> Goal: Copy all records verbatim.

> Data shown:
>> begin

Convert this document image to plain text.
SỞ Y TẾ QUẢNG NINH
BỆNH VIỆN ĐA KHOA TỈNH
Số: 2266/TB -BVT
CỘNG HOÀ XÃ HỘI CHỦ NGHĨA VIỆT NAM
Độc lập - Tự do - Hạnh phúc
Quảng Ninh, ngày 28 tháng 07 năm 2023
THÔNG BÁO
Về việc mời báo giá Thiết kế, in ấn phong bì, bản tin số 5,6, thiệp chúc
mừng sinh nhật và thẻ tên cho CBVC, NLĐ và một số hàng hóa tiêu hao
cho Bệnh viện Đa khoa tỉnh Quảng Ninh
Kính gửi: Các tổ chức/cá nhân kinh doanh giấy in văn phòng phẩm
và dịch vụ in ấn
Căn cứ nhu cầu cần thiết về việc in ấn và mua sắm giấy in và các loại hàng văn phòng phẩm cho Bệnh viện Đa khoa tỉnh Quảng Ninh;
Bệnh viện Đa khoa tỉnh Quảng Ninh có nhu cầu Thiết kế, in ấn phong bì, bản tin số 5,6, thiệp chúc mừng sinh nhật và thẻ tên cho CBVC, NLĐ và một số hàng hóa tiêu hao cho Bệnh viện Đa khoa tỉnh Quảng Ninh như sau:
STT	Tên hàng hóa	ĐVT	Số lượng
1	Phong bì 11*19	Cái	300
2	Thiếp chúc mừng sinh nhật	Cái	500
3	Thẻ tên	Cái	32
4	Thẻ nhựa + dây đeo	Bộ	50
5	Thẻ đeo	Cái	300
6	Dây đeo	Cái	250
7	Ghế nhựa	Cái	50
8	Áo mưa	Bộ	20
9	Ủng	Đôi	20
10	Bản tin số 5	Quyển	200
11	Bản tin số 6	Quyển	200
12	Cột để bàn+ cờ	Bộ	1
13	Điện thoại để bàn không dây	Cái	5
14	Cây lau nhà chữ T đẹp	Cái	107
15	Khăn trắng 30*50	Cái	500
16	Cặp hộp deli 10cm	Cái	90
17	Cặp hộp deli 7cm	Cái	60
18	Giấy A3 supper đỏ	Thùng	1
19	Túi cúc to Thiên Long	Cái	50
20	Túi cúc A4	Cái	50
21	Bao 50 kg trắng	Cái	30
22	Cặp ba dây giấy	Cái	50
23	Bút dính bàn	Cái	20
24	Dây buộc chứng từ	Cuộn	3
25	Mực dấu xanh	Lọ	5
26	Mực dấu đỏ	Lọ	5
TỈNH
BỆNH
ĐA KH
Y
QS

>> end

> Answer to the task:
Convert this document image to plain text.
SỞ Y TẾ QUẢNG NINH
BỆNH VIỆN ĐA KHOA TỈNH
Số: 2266/TB -BVT
CỘNG HOÀ XÃ HỘI CHỦ NGHĨA VIỆT NAM
Độc lập - Tự do - Hạnh phúc
Quảng Ninh, ngày 28 tháng 07 năm 2023
THÔNG BÁO
Về việc mời báo giá Thiết kế, in ấn phong bì, bản tin số 5,6, thiệp chúc
mừng sinh nhật và thẻ tên cho CBVC, NLĐ và một số hàng hóa tiêu hao
cho Bệnh viện Đa khoa tỉnh Quảng Ninh
Kính gửi: Các tổ chức/cá nhân kinh doanh giấy in văn phòng phẩm
và dịch vụ in ấn
Căn cứ nhu cầu cần thiết về việc in ấn và mua sắm giấy in và các loại hàng văn phòng phẩm cho Bệnh viện Đa khoa tỉnh Quảng Ninh;
Bệnh viện Đa khoa tỉnh Quảng Ninh có nhu cầu Thiết kế, in ấn phong bì, bản tin số 5,6, thiệp chúc mừng sinh nhật và thẻ tên cho CBVC, NLĐ và một số hàng hóa tiêu hao cho Bệnh viện Đa khoa tỉnh Quảng Ninh như sau:
STT	Tên hàng hóa	ĐVT	Số lượng
1	Phong bì 11*19	Cái	300
2	Thiếp chúc mừng sinh nhật	Cái	500
3	Thẻ tên	Cái	32
4	Thẻ nhựa + dây đeo	Bộ	50
5	Thẻ đeo	Cái	300
6	Dây đeo	Cái	250
7	Ghế nhựa	Cái	50
8	Áo mưa	Bộ	20
9	Ủng	Đôi	20
10	Bản tin số 5	Quyển	200
11	Bản tin số 6	Quyển	200
12	Cột để bàn+ cờ	Bộ	1
13	Điện thoại để bàn không dây	Cái	5
14	Cây lau nhà chữ T đẹp	Cái	107
15	Khăn trắng 30*50	Cái	500
16	Cặp hộp deli 10cm	Cái	90
17	Cặp hộp deli 7cm	Cái	60
18	Giấy A3 supper đỏ	Thùng	1
19	Túi cúc to Thiên Long	Cái	50
20	Túi cúc A4	Cái	50
21	Bao 50 kg trắng	Cái	30
22	Cặp ba dây giấy	Cái	50
23	Bút dính bàn	Cái	20
24	Dây buộc chứng từ	Cuộn	3
25	Mực dấu xanh	Lọ	5
26	Mực dấu đỏ	Lọ	5
TỈNH
BỆNH
ĐA KH
Y
QS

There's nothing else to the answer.